Stated problem: Pull every line containing "page" from the entries.
## Start
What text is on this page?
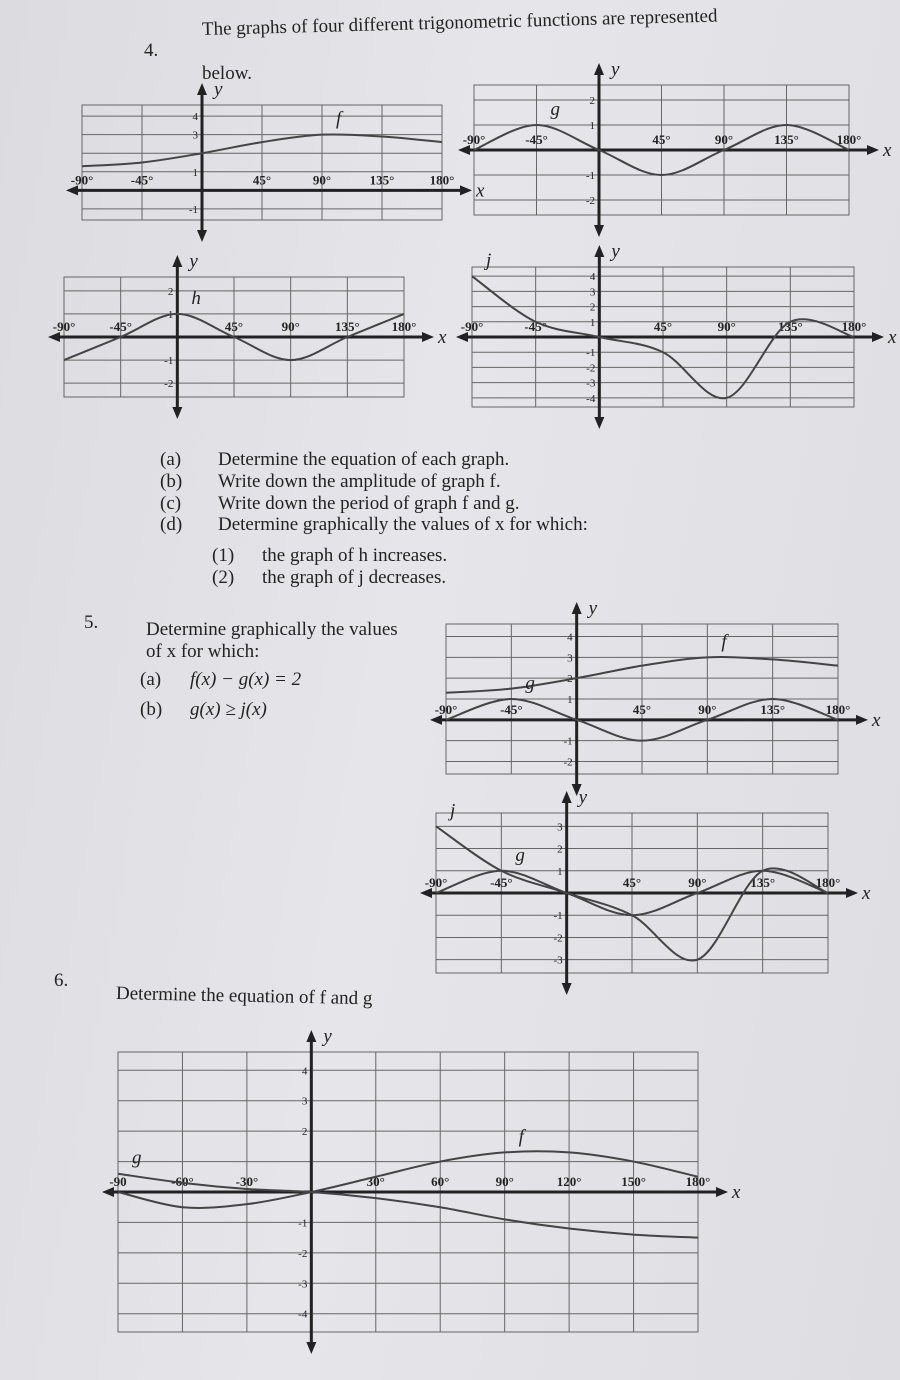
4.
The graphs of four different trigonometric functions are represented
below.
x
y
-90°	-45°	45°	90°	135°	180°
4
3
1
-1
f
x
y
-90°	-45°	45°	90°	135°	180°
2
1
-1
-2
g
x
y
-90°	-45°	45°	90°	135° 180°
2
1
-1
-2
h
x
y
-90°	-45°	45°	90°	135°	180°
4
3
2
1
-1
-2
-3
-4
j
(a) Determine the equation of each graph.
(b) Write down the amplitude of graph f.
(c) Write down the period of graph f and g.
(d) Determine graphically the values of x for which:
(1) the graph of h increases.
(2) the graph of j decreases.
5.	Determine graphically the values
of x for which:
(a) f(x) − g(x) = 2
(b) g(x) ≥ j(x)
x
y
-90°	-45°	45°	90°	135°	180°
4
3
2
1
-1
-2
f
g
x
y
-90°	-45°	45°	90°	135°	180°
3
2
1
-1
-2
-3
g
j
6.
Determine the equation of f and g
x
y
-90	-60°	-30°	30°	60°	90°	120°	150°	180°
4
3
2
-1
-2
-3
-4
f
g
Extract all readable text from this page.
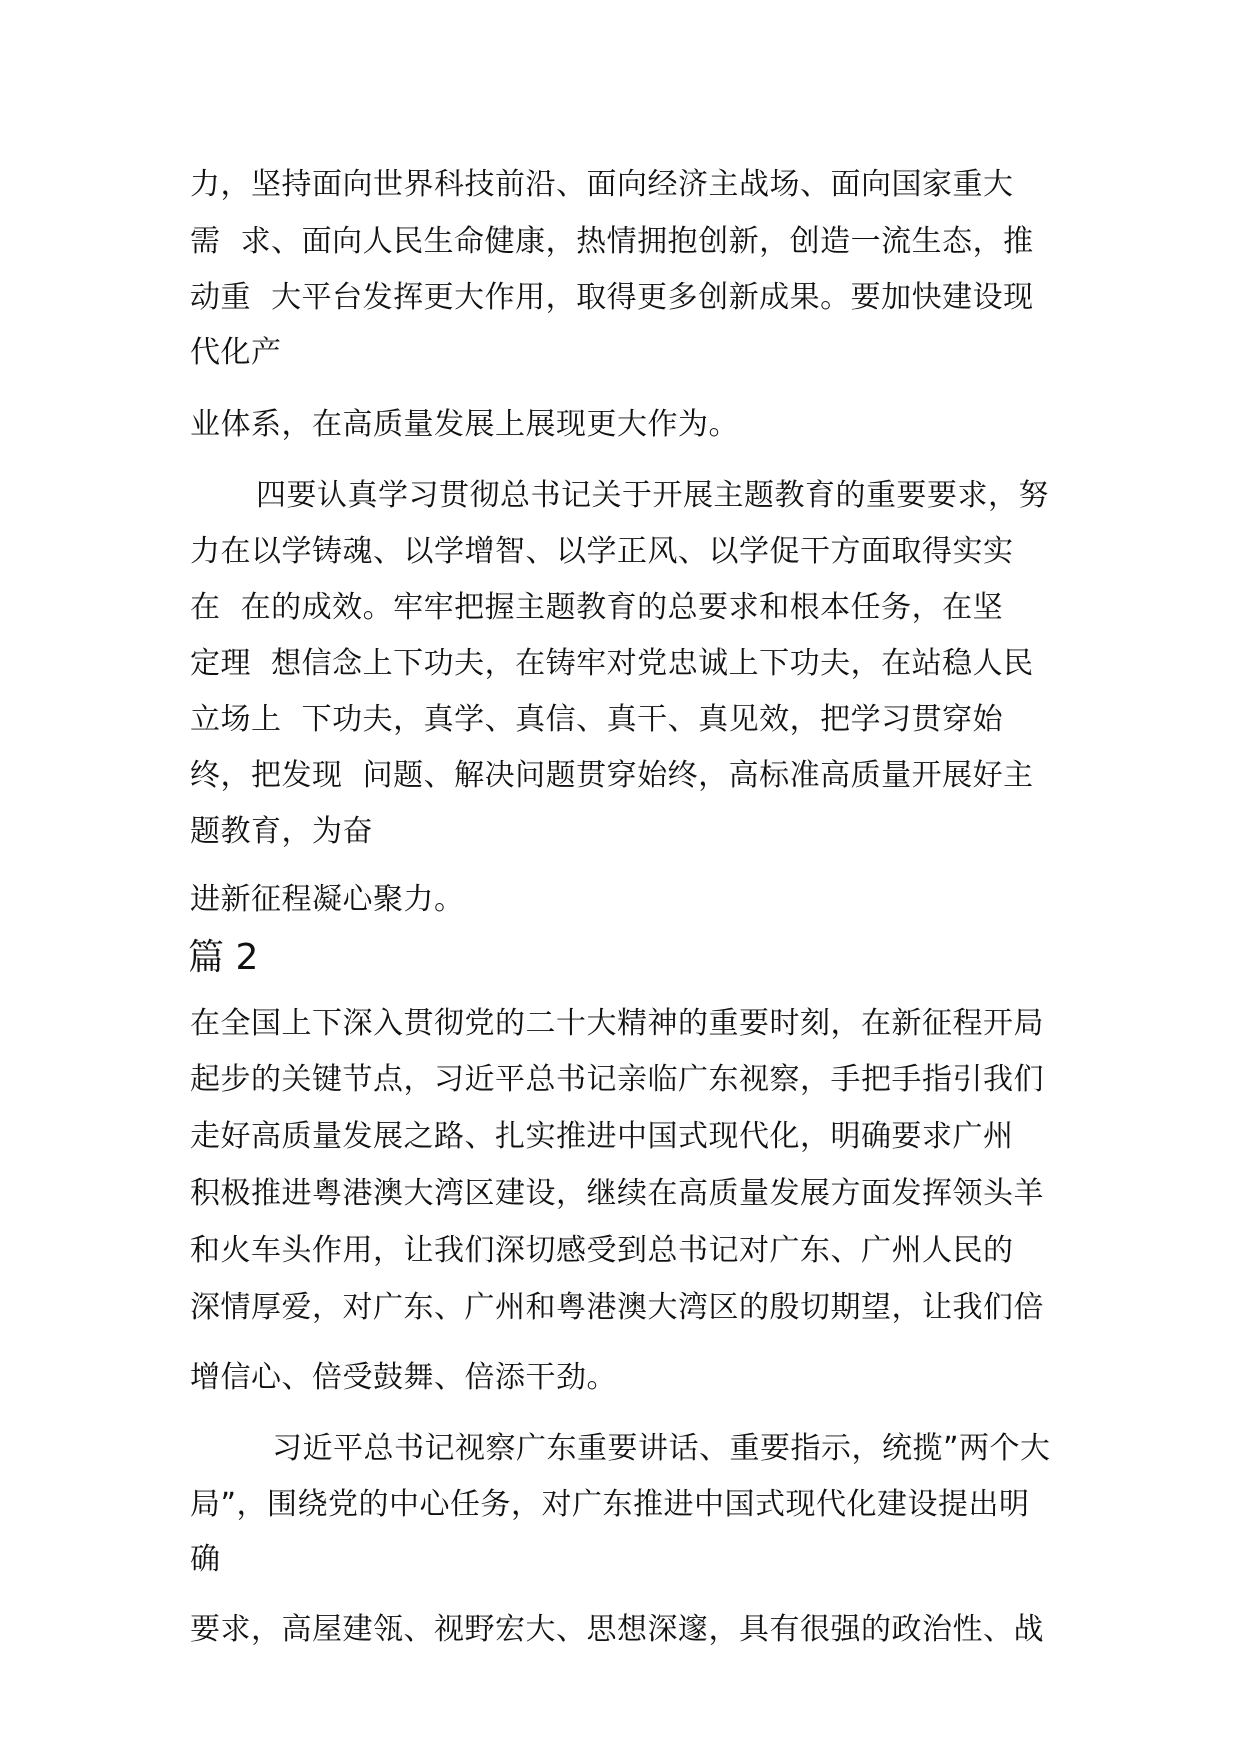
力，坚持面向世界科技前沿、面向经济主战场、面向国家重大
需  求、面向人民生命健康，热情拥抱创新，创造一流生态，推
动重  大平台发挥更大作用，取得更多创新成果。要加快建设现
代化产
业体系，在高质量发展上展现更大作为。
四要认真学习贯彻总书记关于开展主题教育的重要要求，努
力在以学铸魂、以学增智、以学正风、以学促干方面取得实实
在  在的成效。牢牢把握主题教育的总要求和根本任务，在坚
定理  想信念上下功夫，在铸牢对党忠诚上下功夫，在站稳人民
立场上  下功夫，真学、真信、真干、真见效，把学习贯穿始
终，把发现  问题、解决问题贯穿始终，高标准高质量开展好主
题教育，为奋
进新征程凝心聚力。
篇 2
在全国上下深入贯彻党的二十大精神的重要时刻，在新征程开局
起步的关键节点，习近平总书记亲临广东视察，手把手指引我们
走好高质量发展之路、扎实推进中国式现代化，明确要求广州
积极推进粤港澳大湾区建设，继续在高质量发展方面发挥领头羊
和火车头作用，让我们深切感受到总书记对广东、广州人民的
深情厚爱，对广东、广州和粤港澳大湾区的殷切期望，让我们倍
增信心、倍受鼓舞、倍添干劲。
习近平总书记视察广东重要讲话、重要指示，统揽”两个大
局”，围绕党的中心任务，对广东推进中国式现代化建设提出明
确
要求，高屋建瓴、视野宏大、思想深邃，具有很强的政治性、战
## End
Finished exercise:
What text is on this page?
Extract all readable text from this page.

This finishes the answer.